* **DIRECTIVE**
Note each line that includes the word "الولاء". Copy those lines.

* **EXCERPTED RECORDS**
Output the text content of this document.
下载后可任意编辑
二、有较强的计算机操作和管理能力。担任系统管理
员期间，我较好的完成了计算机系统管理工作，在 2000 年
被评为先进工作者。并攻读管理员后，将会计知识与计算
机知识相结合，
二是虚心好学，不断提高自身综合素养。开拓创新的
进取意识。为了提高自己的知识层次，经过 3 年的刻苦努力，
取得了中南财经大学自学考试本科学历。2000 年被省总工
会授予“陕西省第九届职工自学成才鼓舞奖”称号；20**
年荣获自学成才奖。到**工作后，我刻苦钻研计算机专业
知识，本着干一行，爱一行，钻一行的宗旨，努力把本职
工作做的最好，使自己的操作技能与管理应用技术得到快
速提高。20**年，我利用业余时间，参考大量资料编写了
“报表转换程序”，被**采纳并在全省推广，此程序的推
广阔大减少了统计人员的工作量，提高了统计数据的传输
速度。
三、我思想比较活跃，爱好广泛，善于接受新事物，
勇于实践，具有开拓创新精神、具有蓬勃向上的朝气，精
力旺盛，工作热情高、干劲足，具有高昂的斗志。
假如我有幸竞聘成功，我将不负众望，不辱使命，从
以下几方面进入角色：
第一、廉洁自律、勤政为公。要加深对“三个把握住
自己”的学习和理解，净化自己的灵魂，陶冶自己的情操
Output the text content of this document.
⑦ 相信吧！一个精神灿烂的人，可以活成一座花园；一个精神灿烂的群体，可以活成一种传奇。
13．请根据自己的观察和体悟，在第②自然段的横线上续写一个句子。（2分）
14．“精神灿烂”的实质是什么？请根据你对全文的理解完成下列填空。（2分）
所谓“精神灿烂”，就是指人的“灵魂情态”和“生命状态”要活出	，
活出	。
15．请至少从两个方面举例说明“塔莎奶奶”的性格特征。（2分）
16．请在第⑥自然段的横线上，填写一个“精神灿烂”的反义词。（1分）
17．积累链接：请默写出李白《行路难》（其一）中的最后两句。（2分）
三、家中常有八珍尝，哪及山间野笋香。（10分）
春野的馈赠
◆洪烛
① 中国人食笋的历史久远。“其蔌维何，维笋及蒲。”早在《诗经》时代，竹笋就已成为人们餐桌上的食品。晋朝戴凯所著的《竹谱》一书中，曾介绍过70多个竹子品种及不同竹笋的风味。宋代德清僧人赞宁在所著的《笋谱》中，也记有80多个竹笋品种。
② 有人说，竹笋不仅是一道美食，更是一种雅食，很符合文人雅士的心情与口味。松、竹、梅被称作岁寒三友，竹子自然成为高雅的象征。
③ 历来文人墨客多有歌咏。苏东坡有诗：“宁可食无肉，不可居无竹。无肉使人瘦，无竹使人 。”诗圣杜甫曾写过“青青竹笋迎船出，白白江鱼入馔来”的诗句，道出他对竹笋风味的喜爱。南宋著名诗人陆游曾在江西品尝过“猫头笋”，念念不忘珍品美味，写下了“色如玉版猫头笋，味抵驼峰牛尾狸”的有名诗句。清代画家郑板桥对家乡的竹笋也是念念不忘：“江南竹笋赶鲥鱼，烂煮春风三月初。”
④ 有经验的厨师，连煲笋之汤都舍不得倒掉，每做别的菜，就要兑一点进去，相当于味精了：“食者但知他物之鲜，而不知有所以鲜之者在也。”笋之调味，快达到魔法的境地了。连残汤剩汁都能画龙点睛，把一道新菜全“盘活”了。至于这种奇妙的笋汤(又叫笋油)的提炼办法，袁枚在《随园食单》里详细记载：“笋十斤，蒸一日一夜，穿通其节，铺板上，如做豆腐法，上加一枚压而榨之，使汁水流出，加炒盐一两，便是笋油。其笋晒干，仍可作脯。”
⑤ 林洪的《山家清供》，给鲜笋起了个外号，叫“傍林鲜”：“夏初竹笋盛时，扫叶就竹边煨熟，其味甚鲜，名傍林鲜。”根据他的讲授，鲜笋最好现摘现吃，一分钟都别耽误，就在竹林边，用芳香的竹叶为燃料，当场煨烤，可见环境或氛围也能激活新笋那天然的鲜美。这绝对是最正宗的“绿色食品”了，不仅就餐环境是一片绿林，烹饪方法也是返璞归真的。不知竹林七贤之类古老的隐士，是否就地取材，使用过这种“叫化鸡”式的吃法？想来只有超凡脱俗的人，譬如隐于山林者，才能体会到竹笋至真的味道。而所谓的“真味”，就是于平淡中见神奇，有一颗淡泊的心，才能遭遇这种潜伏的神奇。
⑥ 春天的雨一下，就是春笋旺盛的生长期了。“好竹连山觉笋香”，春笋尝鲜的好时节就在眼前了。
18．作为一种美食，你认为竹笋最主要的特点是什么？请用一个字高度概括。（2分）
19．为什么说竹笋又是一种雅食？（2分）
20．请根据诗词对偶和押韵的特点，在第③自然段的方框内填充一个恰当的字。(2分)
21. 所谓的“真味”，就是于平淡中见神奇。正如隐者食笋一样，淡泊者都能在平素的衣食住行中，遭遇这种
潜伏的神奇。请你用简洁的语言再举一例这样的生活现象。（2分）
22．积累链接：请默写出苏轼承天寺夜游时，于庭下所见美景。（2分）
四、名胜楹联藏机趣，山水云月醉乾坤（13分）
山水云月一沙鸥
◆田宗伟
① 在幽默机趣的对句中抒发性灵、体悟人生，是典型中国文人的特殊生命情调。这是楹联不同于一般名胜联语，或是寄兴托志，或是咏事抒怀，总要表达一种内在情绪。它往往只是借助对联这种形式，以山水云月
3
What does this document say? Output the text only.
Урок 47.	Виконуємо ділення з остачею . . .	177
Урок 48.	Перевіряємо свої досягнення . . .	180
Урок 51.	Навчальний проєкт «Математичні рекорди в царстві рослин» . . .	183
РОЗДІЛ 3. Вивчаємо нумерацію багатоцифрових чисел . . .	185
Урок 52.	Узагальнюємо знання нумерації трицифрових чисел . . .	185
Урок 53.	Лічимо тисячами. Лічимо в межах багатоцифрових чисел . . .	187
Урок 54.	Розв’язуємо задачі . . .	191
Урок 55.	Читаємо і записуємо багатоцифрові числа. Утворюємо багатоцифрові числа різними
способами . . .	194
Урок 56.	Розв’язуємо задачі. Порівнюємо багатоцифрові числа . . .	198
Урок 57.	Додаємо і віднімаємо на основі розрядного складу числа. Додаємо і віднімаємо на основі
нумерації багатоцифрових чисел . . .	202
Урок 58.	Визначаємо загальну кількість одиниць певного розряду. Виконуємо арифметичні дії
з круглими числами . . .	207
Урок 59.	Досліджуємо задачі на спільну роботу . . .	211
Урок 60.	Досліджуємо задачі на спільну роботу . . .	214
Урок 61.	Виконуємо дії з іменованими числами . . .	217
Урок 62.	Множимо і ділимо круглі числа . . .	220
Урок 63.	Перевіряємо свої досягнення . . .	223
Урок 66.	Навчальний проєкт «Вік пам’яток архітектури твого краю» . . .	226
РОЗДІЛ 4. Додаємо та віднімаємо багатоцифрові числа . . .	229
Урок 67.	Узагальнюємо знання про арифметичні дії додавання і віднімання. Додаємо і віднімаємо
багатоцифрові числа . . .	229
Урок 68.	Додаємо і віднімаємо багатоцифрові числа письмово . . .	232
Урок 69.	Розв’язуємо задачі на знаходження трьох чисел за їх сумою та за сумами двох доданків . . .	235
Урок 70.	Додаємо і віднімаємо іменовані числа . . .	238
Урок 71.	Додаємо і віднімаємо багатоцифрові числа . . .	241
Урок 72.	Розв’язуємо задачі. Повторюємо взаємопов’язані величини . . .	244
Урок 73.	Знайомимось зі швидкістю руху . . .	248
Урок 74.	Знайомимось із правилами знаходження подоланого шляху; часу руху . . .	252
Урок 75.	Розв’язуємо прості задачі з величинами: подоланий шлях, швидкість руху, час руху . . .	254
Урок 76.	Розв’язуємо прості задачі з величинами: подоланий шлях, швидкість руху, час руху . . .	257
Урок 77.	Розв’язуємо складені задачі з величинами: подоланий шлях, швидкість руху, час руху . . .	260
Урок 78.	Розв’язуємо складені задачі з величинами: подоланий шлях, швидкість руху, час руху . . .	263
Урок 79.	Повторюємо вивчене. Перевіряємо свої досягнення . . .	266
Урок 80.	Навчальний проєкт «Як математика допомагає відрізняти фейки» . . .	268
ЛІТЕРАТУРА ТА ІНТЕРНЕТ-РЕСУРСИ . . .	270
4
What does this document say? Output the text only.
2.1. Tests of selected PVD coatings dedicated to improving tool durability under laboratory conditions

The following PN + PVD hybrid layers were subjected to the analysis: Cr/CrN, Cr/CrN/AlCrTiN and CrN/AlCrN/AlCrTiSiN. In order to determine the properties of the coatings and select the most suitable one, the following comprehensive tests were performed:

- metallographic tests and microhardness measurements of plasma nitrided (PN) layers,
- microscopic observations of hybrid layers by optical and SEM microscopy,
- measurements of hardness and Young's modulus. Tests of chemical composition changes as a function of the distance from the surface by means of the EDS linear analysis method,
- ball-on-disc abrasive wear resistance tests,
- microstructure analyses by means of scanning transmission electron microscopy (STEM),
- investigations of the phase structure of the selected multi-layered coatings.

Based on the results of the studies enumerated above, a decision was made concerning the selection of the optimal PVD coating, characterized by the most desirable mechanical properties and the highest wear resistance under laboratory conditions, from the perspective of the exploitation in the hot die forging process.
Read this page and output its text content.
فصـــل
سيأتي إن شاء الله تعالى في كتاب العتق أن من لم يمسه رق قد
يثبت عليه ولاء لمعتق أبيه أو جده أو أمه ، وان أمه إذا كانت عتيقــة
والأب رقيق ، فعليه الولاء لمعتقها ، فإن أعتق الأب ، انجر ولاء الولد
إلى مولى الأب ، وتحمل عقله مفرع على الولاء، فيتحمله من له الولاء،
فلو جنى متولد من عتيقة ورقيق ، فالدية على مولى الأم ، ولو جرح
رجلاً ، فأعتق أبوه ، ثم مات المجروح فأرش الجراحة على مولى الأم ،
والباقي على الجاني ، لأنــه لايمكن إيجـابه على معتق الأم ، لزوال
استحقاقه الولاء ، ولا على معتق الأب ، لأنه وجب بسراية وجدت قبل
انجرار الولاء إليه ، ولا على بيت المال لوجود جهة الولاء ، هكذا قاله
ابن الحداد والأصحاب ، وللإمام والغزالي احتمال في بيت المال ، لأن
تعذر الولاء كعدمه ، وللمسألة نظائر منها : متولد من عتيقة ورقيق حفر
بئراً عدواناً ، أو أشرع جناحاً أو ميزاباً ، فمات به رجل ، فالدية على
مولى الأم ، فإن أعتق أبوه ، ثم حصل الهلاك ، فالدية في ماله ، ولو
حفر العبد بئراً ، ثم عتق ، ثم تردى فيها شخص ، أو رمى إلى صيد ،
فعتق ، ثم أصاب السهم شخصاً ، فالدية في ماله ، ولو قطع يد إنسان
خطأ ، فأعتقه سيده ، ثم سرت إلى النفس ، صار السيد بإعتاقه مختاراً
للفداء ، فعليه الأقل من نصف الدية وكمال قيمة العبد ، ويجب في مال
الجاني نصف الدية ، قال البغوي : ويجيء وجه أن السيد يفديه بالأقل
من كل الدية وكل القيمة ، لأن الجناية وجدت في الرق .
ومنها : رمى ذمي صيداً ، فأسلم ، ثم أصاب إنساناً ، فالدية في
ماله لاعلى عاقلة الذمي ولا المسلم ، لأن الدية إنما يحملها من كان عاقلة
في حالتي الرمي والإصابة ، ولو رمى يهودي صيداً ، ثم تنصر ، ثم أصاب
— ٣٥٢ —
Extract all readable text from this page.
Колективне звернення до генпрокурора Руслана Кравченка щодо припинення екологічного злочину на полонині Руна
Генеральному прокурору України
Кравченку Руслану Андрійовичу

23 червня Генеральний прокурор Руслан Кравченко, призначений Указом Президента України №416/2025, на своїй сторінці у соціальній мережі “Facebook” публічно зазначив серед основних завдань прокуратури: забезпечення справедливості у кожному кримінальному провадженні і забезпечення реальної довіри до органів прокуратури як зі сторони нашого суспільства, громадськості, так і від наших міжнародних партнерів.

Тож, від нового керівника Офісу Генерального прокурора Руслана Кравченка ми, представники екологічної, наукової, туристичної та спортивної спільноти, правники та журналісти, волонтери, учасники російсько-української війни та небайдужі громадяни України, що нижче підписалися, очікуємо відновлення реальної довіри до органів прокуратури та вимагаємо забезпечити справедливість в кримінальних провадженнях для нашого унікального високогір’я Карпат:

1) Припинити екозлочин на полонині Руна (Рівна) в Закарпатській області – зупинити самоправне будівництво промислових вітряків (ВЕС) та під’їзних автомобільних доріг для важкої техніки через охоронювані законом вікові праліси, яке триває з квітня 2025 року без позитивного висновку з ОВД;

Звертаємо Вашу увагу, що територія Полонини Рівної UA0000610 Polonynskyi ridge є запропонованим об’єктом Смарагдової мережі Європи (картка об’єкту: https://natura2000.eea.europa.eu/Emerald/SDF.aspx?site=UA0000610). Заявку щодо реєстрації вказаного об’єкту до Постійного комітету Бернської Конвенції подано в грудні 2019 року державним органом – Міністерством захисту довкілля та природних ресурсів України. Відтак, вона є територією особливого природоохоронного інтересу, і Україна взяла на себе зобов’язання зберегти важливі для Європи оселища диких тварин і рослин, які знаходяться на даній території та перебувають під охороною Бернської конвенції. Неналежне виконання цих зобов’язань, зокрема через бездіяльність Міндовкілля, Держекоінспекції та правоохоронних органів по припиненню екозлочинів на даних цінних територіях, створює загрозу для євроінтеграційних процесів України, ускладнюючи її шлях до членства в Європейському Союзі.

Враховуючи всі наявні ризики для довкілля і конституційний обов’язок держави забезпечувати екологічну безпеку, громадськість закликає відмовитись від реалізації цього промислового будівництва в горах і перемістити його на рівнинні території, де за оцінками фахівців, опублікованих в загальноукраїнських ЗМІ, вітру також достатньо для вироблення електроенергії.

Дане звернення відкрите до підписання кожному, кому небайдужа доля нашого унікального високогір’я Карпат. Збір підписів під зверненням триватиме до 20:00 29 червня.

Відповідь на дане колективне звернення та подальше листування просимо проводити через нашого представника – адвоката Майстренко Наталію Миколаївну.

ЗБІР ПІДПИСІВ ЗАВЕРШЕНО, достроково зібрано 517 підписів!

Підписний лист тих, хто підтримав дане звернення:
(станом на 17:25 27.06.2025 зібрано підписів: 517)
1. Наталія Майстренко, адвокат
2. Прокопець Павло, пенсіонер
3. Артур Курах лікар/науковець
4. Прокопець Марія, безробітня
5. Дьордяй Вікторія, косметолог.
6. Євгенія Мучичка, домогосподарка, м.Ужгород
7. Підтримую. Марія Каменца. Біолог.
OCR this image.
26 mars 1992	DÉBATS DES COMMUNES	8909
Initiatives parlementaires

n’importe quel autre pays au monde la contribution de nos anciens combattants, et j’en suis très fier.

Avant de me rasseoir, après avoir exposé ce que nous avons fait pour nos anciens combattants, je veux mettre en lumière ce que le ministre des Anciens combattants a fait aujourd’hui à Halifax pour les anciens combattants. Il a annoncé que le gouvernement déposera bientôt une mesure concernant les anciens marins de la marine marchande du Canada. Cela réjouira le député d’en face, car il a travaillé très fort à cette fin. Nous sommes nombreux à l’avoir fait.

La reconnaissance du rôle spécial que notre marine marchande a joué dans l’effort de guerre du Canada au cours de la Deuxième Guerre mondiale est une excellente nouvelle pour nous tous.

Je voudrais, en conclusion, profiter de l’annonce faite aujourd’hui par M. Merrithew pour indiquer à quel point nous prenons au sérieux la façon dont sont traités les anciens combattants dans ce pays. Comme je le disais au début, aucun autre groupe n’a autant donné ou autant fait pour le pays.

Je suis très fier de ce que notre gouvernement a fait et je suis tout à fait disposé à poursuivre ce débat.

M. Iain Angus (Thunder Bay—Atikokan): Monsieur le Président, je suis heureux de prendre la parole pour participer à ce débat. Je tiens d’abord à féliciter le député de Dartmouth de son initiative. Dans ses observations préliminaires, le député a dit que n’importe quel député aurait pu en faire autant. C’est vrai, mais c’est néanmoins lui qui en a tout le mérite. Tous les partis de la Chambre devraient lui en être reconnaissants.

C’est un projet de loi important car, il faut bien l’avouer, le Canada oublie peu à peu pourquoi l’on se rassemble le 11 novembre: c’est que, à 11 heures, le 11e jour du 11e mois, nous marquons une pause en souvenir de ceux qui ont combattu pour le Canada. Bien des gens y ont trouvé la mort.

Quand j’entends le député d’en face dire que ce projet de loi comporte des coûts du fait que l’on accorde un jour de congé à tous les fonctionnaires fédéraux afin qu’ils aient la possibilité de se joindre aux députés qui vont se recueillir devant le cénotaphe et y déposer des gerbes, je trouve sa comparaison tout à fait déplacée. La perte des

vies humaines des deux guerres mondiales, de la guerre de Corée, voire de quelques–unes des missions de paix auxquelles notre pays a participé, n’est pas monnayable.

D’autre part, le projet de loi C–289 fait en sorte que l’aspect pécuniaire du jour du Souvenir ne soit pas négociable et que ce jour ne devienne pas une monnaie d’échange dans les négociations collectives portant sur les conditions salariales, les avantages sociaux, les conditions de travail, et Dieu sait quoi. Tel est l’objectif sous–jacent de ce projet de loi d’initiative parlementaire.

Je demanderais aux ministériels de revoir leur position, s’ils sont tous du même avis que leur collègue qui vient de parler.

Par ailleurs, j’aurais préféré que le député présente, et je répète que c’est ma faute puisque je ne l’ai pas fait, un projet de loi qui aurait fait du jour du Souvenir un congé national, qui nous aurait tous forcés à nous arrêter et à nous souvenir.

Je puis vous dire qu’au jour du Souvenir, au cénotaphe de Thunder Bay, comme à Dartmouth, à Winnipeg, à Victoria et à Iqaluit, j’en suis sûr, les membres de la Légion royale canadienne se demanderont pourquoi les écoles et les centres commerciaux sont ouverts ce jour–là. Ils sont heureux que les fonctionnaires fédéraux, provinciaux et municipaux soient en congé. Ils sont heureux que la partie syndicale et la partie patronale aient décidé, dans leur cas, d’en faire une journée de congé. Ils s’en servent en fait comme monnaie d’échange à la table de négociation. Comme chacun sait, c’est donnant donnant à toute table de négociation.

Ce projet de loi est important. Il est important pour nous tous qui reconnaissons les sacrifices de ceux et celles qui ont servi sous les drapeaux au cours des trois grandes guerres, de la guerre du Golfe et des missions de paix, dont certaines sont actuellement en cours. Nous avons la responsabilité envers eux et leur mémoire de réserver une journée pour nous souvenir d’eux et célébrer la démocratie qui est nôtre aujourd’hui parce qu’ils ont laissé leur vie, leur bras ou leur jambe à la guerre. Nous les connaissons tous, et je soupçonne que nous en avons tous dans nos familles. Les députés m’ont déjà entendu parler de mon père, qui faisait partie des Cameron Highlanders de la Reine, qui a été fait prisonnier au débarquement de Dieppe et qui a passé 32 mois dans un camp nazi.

* **RESULT BELOW**
والأب رقيق ، فعليه الولاء لمعتقها ، فإن أعتق الأب ، انجر ولاء الولد
إلى مولى الأب ، وتحمل عقله مفرع على الولاء، فيتحمله من له الولاء،
استحقاقه الولاء ، ولا على معتق الأب ، لأنه وجب بسراية وجدت قبل
انجرار الولاء إليه ، ولا على بيت المال لوجود جهة الولاء ، هكذا قاله
تعذر الولاء كعدمه ، وللمسألة نظائر منها : متولد من عتيقة ورقيق حفر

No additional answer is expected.